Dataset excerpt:
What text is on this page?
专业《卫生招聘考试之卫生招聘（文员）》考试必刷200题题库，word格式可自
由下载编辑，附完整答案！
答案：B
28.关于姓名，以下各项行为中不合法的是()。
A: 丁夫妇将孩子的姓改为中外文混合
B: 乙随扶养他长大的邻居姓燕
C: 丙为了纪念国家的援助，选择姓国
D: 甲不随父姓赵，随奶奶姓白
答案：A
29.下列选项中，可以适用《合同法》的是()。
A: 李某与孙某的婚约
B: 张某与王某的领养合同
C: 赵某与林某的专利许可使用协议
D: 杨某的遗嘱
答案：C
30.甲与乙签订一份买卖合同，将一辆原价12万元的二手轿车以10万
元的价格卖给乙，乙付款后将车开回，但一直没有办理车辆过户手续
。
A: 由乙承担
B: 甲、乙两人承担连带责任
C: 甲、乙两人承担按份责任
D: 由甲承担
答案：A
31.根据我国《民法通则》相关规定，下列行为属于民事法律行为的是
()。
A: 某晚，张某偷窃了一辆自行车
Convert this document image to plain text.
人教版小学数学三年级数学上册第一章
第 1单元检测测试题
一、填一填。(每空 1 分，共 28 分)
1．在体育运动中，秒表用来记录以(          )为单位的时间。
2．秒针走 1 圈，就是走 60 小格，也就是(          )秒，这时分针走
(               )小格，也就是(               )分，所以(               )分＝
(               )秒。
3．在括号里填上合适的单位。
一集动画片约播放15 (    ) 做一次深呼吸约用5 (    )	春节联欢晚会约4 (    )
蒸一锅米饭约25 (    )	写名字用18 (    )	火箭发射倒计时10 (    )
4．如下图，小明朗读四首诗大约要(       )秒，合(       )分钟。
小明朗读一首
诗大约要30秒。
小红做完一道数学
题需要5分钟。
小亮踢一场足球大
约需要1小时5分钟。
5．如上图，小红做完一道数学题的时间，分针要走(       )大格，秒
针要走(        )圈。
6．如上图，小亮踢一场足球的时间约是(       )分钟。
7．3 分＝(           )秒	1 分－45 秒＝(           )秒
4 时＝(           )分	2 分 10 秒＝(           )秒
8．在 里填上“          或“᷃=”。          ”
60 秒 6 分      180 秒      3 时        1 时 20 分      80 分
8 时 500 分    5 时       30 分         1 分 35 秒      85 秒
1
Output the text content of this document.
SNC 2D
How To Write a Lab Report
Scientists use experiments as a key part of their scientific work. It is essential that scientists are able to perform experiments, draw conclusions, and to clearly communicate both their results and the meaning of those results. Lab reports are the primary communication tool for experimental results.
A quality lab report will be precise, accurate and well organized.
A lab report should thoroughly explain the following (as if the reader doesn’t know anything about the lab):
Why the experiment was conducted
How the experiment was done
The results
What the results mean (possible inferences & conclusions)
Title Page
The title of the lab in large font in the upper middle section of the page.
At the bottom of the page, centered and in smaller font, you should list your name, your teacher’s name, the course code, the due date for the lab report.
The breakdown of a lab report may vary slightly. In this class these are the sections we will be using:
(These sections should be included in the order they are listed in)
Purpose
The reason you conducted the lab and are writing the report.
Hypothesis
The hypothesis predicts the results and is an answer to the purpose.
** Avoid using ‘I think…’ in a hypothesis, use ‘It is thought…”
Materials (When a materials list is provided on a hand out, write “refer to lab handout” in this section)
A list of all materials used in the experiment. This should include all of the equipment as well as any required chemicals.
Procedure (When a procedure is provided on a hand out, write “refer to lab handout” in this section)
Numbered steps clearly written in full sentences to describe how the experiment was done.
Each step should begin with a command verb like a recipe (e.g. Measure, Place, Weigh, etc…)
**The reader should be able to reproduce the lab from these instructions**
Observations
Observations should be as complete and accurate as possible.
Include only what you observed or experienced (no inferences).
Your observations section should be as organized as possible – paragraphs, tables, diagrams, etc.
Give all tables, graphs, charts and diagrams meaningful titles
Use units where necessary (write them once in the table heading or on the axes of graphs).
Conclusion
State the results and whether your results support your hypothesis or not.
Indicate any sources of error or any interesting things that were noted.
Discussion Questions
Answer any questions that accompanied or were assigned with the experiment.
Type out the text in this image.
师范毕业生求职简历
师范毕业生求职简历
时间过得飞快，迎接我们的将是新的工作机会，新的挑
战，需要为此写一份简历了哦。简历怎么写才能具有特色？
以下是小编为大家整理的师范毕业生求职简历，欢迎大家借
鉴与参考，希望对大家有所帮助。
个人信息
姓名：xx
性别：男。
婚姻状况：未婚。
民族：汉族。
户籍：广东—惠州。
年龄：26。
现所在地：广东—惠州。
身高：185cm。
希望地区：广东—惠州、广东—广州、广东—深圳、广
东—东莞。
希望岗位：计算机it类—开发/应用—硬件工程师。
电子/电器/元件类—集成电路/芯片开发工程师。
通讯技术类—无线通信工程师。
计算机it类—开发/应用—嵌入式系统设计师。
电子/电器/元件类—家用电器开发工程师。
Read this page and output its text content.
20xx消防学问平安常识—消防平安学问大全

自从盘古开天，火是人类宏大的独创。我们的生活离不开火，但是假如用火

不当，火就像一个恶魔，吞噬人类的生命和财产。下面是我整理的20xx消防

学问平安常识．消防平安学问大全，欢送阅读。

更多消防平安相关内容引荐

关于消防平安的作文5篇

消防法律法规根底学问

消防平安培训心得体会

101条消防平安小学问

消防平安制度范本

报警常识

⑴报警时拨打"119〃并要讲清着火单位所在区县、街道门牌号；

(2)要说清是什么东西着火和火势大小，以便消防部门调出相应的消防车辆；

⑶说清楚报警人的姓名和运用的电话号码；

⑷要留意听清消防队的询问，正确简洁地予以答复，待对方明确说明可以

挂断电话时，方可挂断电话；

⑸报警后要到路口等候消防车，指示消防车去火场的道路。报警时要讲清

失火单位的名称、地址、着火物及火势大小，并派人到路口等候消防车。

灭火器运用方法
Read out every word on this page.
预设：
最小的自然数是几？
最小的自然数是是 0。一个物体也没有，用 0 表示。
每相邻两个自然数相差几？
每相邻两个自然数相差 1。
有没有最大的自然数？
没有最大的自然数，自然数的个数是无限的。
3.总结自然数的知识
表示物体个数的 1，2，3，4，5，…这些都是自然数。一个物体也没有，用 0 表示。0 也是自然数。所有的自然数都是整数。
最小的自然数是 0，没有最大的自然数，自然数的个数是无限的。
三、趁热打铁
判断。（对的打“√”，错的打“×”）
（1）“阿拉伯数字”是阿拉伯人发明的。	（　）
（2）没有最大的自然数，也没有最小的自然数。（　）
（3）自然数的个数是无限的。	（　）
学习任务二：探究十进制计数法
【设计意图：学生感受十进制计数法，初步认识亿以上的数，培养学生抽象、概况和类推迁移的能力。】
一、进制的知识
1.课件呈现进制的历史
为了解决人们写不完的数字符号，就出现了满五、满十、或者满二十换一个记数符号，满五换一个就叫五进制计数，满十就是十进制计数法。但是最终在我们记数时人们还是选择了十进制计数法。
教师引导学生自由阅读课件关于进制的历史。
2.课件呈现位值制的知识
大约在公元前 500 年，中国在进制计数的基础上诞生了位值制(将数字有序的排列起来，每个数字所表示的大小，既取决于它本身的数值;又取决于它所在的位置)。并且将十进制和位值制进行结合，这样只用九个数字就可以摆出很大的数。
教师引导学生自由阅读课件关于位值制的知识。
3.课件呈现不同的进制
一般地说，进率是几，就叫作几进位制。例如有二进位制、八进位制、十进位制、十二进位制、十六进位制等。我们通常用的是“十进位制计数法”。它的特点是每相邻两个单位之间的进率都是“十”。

• Directions for this task:
Transcribe all the entries, keeping each one exactly as it is.

• Answer for the task:
What text is on this page?
专业《卫生招聘考试之卫生招聘（文员）》考试必刷200题题库，word格式可自
由下载编辑，附完整答案！
答案：B
28.关于姓名，以下各项行为中不合法的是()。
A: 丁夫妇将孩子的姓改为中外文混合
B: 乙随扶养他长大的邻居姓燕
C: 丙为了纪念国家的援助，选择姓国
D: 甲不随父姓赵，随奶奶姓白
答案：A
29.下列选项中，可以适用《合同法》的是()。
A: 李某与孙某的婚约
B: 张某与王某的领养合同
C: 赵某与林某的专利许可使用协议
D: 杨某的遗嘱
答案：C
30.甲与乙签订一份买卖合同，将一辆原价12万元的二手轿车以10万
元的价格卖给乙，乙付款后将车开回，但一直没有办理车辆过户手续
。
A: 由乙承担
B: 甲、乙两人承担连带责任
C: 甲、乙两人承担按份责任
D: 由甲承担
答案：A
31.根据我国《民法通则》相关规定，下列行为属于民事法律行为的是
()。
A: 某晚，张某偷窃了一辆自行车
Convert this document image to plain text.
人教版小学数学三年级数学上册第一章
第 1单元检测测试题
一、填一填。(每空 1 分，共 28 分)
1．在体育运动中，秒表用来记录以(          )为单位的时间。
2．秒针走 1 圈，就是走 60 小格，也就是(          )秒，这时分针走
(               )小格，也就是(               )分，所以(               )分＝
(               )秒。
3．在括号里填上合适的单位。
一集动画片约播放15 (    ) 做一次深呼吸约用5 (    )	春节联欢晚会约4 (    )
蒸一锅米饭约25 (    )	写名字用18 (    )	火箭发射倒计时10 (    )
4．如下图，小明朗读四首诗大约要(       )秒，合(       )分钟。
小明朗读一首
诗大约要30秒。
小红做完一道数学
题需要5分钟。
小亮踢一场足球大
约需要1小时5分钟。
5．如上图，小红做完一道数学题的时间，分针要走(       )大格，秒
针要走(        )圈。
6．如上图，小亮踢一场足球的时间约是(       )分钟。
7．3 分＝(           )秒	1 分－45 秒＝(           )秒
4 时＝(           )分	2 分 10 秒＝(           )秒
8．在 里填上“          或“᷃=”。          ”
60 秒 6 分      180 秒      3 时        1 时 20 分      80 分
8 时 500 分    5 时       30 分         1 分 35 秒      85 秒
1
Output the text content of this document.
SNC 2D
How To Write a Lab Report
Scientists use experiments as a key part of their scientific work. It is essential that scientists are able to perform experiments, draw conclusions, and to clearly communicate both their results and the meaning of those results. Lab reports are the primary communication tool for experimental results.
A quality lab report will be precise, accurate and well organized.
A lab report should thoroughly explain the following (as if the reader doesn’t know anything about the lab):
Why the experiment was conducted
How the experiment was done
The results
What the results mean (possible inferences & conclusions)
Title Page
The title of the lab in large font in the upper middle section of the page.
At the bottom of the page, centered and in smaller font, you should list your name, your teacher’s name, the course code, the due date for the lab report.
The breakdown of a lab report may vary slightly. In this class these are the sections we will be using:
(These sections should be included in the order they are listed in)
Purpose
The reason you conducted the lab and are writing the report.
Hypothesis
The hypothesis predicts the results and is an answer to the purpose.
** Avoid using ‘I think…’ in a hypothesis, use ‘It is thought…”
Materials (When a materials list is provided on a hand out, write “refer to lab handout” in this section)
A list of all materials used in the experiment. This should include all of the equipment as well as any required chemicals.
Procedure (When a procedure is provided on a hand out, write “refer to lab handout” in this section)
Numbered steps clearly written in full sentences to describe how the experiment was done.
Each step should begin with a command verb like a recipe (e.g. Measure, Place, Weigh, etc…)
**The reader should be able to reproduce the lab from these instructions**
Observations
Observations should be as complete and accurate as possible.
Include only what you observed or experienced (no inferences).
Your observations section should be as organized as possible – paragraphs, tables, diagrams, etc.
Give all tables, graphs, charts and diagrams meaningful titles
Use units where necessary (write them once in the table heading or on the axes of graphs).
Conclusion
State the results and whether your results support your hypothesis or not.
Indicate any sources of error or any interesting things that were noted.
Discussion Questions
Answer any questions that accompanied or were assigned with the experiment.
Type out the text in this image.
师范毕业生求职简历
师范毕业生求职简历
时间过得飞快，迎接我们的将是新的工作机会，新的挑
战，需要为此写一份简历了哦。简历怎么写才能具有特色？
以下是小编为大家整理的师范毕业生求职简历，欢迎大家借
鉴与参考，希望对大家有所帮助。
个人信息
姓名：xx
性别：男。
婚姻状况：未婚。
民族：汉族。
户籍：广东—惠州。
年龄：26。
现所在地：广东—惠州。
身高：185cm。
希望地区：广东—惠州、广东—广州、广东—深圳、广
东—东莞。
希望岗位：计算机it类—开发/应用—硬件工程师。
电子/电器/元件类—集成电路/芯片开发工程师。
通讯技术类—无线通信工程师。
计算机it类—开发/应用—嵌入式系统设计师。
电子/电器/元件类—家用电器开发工程师。
Read this page and output its text content.
20xx消防学问平安常识—消防平安学问大全

自从盘古开天，火是人类宏大的独创。我们的生活离不开火，但是假如用火

不当，火就像一个恶魔，吞噬人类的生命和财产。下面是我整理的20xx消防

学问平安常识．消防平安学问大全，欢送阅读。

更多消防平安相关内容引荐

关于消防平安的作文5篇

消防法律法规根底学问

消防平安培训心得体会

101条消防平安小学问

消防平安制度范本

报警常识

⑴报警时拨打"119〃并要讲清着火单位所在区县、街道门牌号；

(2)要说清是什么东西着火和火势大小，以便消防部门调出相应的消防车辆；

⑶说清楚报警人的姓名和运用的电话号码；

⑷要留意听清消防队的询问，正确简洁地予以答复，待对方明确说明可以

挂断电话时，方可挂断电话；

⑸报警后要到路口等候消防车，指示消防车去火场的道路。报警时要讲清

失火单位的名称、地址、着火物及火势大小，并派人到路口等候消防车。

灭火器运用方法
Read out every word on this page.
预设：
最小的自然数是几？
最小的自然数是是 0。一个物体也没有，用 0 表示。
每相邻两个自然数相差几？
每相邻两个自然数相差 1。
有没有最大的自然数？
没有最大的自然数，自然数的个数是无限的。
3.总结自然数的知识
表示物体个数的 1，2，3，4，5，…这些都是自然数。一个物体也没有，用 0 表示。0 也是自然数。所有的自然数都是整数。
最小的自然数是 0，没有最大的自然数，自然数的个数是无限的。
三、趁热打铁
判断。（对的打“√”，错的打“×”）
（1）“阿拉伯数字”是阿拉伯人发明的。	（　）
（2）没有最大的自然数，也没有最小的自然数。（　）
（3）自然数的个数是无限的。	（　）
学习任务二：探究十进制计数法
【设计意图：学生感受十进制计数法，初步认识亿以上的数，培养学生抽象、概况和类推迁移的能力。】
一、进制的知识
1.课件呈现进制的历史
为了解决人们写不完的数字符号，就出现了满五、满十、或者满二十换一个记数符号，满五换一个就叫五进制计数，满十就是十进制计数法。但是最终在我们记数时人们还是选择了十进制计数法。
教师引导学生自由阅读课件关于进制的历史。
2.课件呈现位值制的知识
大约在公元前 500 年，中国在进制计数的基础上诞生了位值制(将数字有序的排列起来，每个数字所表示的大小，既取决于它本身的数值;又取决于它所在的位置)。并且将十进制和位值制进行结合，这样只用九个数字就可以摆出很大的数。
教师引导学生自由阅读课件关于位值制的知识。
3.课件呈现不同的进制
一般地说，进率是几，就叫作几进位制。例如有二进位制、八进位制、十进位制、十二进位制、十六进位制等。我们通常用的是“十进位制计数法”。它的特点是每相邻两个单位之间的进率都是“十”。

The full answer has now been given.